> **Written task**: Restate, word for word, every line of the data.

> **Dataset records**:
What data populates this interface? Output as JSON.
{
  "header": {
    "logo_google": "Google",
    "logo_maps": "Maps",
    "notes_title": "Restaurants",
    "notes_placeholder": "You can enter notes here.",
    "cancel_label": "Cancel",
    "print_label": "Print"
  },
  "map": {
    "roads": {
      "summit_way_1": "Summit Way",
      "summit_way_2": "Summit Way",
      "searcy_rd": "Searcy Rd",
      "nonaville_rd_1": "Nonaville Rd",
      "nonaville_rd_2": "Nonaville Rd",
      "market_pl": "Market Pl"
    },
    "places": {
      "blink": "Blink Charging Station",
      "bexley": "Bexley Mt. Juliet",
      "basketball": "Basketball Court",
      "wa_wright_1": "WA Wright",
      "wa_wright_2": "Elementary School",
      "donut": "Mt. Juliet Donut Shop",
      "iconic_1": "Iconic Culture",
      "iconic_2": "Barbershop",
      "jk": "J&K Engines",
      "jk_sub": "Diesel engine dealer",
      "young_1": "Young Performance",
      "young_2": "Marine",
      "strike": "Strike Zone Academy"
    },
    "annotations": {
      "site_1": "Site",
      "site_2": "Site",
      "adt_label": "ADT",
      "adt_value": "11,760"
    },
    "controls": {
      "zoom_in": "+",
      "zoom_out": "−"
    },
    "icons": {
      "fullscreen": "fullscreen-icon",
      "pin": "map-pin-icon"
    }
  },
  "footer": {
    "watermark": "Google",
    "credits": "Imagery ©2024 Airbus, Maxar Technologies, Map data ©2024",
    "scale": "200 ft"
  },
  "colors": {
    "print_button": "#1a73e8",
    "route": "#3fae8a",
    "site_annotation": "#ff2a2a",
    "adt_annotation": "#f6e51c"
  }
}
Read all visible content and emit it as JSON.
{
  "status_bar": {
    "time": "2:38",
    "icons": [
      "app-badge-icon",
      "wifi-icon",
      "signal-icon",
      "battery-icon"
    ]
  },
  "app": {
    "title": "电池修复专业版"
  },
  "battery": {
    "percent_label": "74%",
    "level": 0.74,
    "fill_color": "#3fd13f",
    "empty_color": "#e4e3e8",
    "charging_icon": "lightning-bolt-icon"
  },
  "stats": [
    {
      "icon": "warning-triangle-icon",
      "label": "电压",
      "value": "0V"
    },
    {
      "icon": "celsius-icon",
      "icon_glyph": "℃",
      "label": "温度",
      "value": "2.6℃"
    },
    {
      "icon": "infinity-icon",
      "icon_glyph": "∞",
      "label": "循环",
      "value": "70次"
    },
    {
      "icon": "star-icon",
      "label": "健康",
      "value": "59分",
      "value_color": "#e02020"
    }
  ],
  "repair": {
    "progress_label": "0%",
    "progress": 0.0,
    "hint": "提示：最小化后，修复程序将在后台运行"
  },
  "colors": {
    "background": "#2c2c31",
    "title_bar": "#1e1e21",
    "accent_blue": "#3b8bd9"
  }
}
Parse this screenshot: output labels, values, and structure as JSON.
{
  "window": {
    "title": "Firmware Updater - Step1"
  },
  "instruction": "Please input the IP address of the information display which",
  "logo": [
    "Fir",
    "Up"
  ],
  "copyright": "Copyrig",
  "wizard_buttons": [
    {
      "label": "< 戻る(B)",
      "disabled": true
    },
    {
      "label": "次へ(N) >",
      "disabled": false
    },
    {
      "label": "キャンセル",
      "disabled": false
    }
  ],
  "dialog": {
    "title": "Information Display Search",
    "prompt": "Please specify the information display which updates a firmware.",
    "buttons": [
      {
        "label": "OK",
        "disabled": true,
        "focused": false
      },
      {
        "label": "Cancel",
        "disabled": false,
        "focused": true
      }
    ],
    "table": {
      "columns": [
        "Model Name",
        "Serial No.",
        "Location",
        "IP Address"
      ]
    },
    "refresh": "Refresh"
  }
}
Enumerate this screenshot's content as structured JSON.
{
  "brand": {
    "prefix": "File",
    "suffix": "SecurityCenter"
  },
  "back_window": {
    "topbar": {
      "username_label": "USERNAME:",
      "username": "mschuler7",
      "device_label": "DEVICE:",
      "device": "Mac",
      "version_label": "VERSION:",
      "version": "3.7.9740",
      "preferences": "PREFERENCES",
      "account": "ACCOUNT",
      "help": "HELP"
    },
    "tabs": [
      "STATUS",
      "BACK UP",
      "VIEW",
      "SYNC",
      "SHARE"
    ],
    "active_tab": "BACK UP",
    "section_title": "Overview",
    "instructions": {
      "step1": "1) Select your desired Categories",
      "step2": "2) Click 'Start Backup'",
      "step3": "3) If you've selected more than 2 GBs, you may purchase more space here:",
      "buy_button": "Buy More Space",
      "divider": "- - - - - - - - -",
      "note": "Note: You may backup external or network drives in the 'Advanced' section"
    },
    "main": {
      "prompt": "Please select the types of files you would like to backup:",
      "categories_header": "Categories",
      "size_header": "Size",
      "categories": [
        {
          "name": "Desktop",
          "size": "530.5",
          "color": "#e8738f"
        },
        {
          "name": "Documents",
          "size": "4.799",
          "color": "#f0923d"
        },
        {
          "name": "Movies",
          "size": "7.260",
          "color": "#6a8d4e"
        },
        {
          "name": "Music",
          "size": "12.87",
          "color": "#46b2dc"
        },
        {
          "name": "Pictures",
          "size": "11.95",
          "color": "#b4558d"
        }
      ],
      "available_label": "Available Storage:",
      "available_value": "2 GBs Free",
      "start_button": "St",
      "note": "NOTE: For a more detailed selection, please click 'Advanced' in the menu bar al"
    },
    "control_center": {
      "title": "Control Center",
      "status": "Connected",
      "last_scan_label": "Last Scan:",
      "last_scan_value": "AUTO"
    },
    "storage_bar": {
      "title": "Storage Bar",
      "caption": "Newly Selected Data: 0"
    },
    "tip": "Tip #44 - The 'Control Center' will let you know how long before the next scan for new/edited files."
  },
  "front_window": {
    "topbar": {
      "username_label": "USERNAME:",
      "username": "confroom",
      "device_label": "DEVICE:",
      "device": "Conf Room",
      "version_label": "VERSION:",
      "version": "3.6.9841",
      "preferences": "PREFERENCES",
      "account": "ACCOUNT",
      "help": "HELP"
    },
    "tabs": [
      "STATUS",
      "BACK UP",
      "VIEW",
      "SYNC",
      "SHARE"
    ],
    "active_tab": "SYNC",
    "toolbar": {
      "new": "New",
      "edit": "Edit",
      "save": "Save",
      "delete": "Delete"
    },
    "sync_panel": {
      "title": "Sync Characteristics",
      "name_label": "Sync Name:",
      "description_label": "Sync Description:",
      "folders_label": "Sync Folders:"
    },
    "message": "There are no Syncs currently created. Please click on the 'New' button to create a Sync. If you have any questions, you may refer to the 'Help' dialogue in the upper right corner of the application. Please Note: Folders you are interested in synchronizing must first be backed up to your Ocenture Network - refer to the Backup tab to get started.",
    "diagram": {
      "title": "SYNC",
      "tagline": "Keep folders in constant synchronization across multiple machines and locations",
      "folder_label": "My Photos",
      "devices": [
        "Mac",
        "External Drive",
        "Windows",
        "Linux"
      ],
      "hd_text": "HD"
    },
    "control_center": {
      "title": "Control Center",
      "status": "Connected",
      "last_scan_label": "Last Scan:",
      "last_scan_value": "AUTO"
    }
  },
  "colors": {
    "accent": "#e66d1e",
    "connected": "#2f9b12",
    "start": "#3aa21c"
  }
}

> **Answer to the task**:
What data populates this interface? Output as JSON.
{
  "header": {
    "logo_google": "Google",
    "logo_maps": "Maps",
    "notes_title": "Restaurants",
    "notes_placeholder": "You can enter notes here.",
    "cancel_label": "Cancel",
    "print_label": "Print"
  },
  "map": {
    "roads": {
      "summit_way_1": "Summit Way",
      "summit_way_2": "Summit Way",
      "searcy_rd": "Searcy Rd",
      "nonaville_rd_1": "Nonaville Rd",
      "nonaville_rd_2": "Nonaville Rd",
      "market_pl": "Market Pl"
    },
    "places": {
      "blink": "Blink Charging Station",
      "bexley": "Bexley Mt. Juliet",
      "basketball": "Basketball Court",
      "wa_wright_1": "WA Wright",
      "wa_wright_2": "Elementary School",
      "donut": "Mt. Juliet Donut Shop",
      "iconic_1": "Iconic Culture",
      "iconic_2": "Barbershop",
      "jk": "J&K Engines",
      "jk_sub": "Diesel engine dealer",
      "young_1": "Young Performance",
      "young_2": "Marine",
      "strike": "Strike Zone Academy"
    },
    "annotations": {
      "site_1": "Site",
      "site_2": "Site",
      "adt_label": "ADT",
      "adt_value": "11,760"
    },
    "controls": {
      "zoom_in": "+",
      "zoom_out": "−"
    },
    "icons": {
      "fullscreen": "fullscreen-icon",
      "pin": "map-pin-icon"
    }
  },
  "footer": {
    "watermark": "Google",
    "credits": "Imagery ©2024 Airbus, Maxar Technologies, Map data ©2024",
    "scale": "200 ft"
  },
  "colors": {
    "print_button": "#1a73e8",
    "route": "#3fae8a",
    "site_annotation": "#ff2a2a",
    "adt_annotation": "#f6e51c"
  }
}
Read all visible content and emit it as JSON.
{
  "status_bar": {
    "time": "2:38",
    "icons": [
      "app-badge-icon",
      "wifi-icon",
      "signal-icon",
      "battery-icon"
    ]
  },
  "app": {
    "title": "电池修复专业版"
  },
  "battery": {
    "percent_label": "74%",
    "level": 0.74,
    "fill_color": "#3fd13f",
    "empty_color": "#e4e3e8",
    "charging_icon": "lightning-bolt-icon"
  },
  "stats": [
    {
      "icon": "warning-triangle-icon",
      "label": "电压",
      "value": "0V"
    },
    {
      "icon": "celsius-icon",
      "icon_glyph": "℃",
      "label": "温度",
      "value": "2.6℃"
    },
    {
      "icon": "infinity-icon",
      "icon_glyph": "∞",
      "label": "循环",
      "value": "70次"
    },
    {
      "icon": "star-icon",
      "label": "健康",
      "value": "59分",
      "value_color": "#e02020"
    }
  ],
  "repair": {
    "progress_label": "0%",
    "progress": 0.0,
    "hint": "提示：最小化后，修复程序将在后台运行"
  },
  "colors": {
    "background": "#2c2c31",
    "title_bar": "#1e1e21",
    "accent_blue": "#3b8bd9"
  }
}
Parse this screenshot: output labels, values, and structure as JSON.
{
  "window": {
    "title": "Firmware Updater - Step1"
  },
  "instruction": "Please input the IP address of the information display which",
  "logo": [
    "Fir",
    "Up"
  ],
  "copyright": "Copyrig",
  "wizard_buttons": [
    {
      "label": "< 戻る(B)",
      "disabled": true
    },
    {
      "label": "次へ(N) >",
      "disabled": false
    },
    {
      "label": "キャンセル",
      "disabled": false
    }
  ],
  "dialog": {
    "title": "Information Display Search",
    "prompt": "Please specify the information display which updates a firmware.",
    "buttons": [
      {
        "label": "OK",
        "disabled": true,
        "focused": false
      },
      {
        "label": "Cancel",
        "disabled": false,
        "focused": true
      }
    ],
    "table": {
      "columns": [
        "Model Name",
        "Serial No.",
        "Location",
        "IP Address"
      ]
    },
    "refresh": "Refresh"
  }
}
Enumerate this screenshot's content as structured JSON.
{
  "brand": {
    "prefix": "File",
    "suffix": "SecurityCenter"
  },
  "back_window": {
    "topbar": {
      "username_label": "USERNAME:",
      "username": "mschuler7",
      "device_label": "DEVICE:",
      "device": "Mac",
      "version_label": "VERSION:",
      "version": "3.7.9740",
      "preferences": "PREFERENCES",
      "account": "ACCOUNT",
      "help": "HELP"
    },
    "tabs": [
      "STATUS",
      "BACK UP",
      "VIEW",
      "SYNC",
      "SHARE"
    ],
    "active_tab": "BACK UP",
    "section_title": "Overview",
    "instructions": {
      "step1": "1) Select your desired Categories",
      "step2": "2) Click 'Start Backup'",
      "step3": "3) If you've selected more than 2 GBs, you may purchase more space here:",
      "buy_button": "Buy More Space",
      "divider": "- - - - - - - - -",
      "note": "Note: You may backup external or network drives in the 'Advanced' section"
    },
    "main": {
      "prompt": "Please select the types of files you would like to backup:",
      "categories_header": "Categories",
      "size_header": "Size",
      "categories": [
        {
          "name": "Desktop",
          "size": "530.5",
          "color": "#e8738f"
        },
        {
          "name": "Documents",
          "size": "4.799",
          "color": "#f0923d"
        },
        {
          "name": "Movies",
          "size": "7.260",
          "color": "#6a8d4e"
        },
        {
          "name": "Music",
          "size": "12.87",
          "color": "#46b2dc"
        },
        {
          "name": "Pictures",
          "size": "11.95",
          "color": "#b4558d"
        }
      ],
      "available_label": "Available Storage:",
      "available_value": "2 GBs Free",
      "start_button": "St",
      "note": "NOTE: For a more detailed selection, please click 'Advanced' in the menu bar al"
    },
    "control_center": {
      "title": "Control Center",
      "status": "Connected",
      "last_scan_label": "Last Scan:",
      "last_scan_value": "AUTO"
    },
    "storage_bar": {
      "title": "Storage Bar",
      "caption": "Newly Selected Data: 0"
    },
    "tip": "Tip #44 - The 'Control Center' will let you know how long before the next scan for new/edited files."
  },
  "front_window": {
    "topbar": {
      "username_label": "USERNAME:",
      "username": "confroom",
      "device_label": "DEVICE:",
      "device": "Conf Room",
      "version_label": "VERSION:",
      "version": "3.6.9841",
      "preferences": "PREFERENCES",
      "account": "ACCOUNT",
      "help": "HELP"
    },
    "tabs": [
      "STATUS",
      "BACK UP",
      "VIEW",
      "SYNC",
      "SHARE"
    ],
    "active_tab": "SYNC",
    "toolbar": {
      "new": "New",
      "edit": "Edit",
      "save": "Save",
      "delete": "Delete"
    },
    "sync_panel": {
      "title": "Sync Characteristics",
      "name_label": "Sync Name:",
      "description_label": "Sync Description:",
      "folders_label": "Sync Folders:"
    },
    "message": "There are no Syncs currently created. Please click on the 'New' button to create a Sync. If you have any questions, you may refer to the 'Help' dialogue in the upper right corner of the application. Please Note: Folders you are interested in synchronizing must first be backed up to your Ocenture Network - refer to the Backup tab to get started.",
    "diagram": {
      "title": "SYNC",
      "tagline": "Keep folders in constant synchronization across multiple machines and locations",
      "folder_label": "My Photos",
      "devices": [
        "Mac",
        "External Drive",
        "Windows",
        "Linux"
      ],
      "hd_text": "HD"
    },
    "control_center": {
      "title": "Control Center",
      "status": "Connected",
      "last_scan_label": "Last Scan:",
      "last_scan_value": "AUTO"
    }
  },
  "colors": {
    "accent": "#e66d1e",
    "connected": "#2f9b12",
    "start": "#3aa21c"
  }
}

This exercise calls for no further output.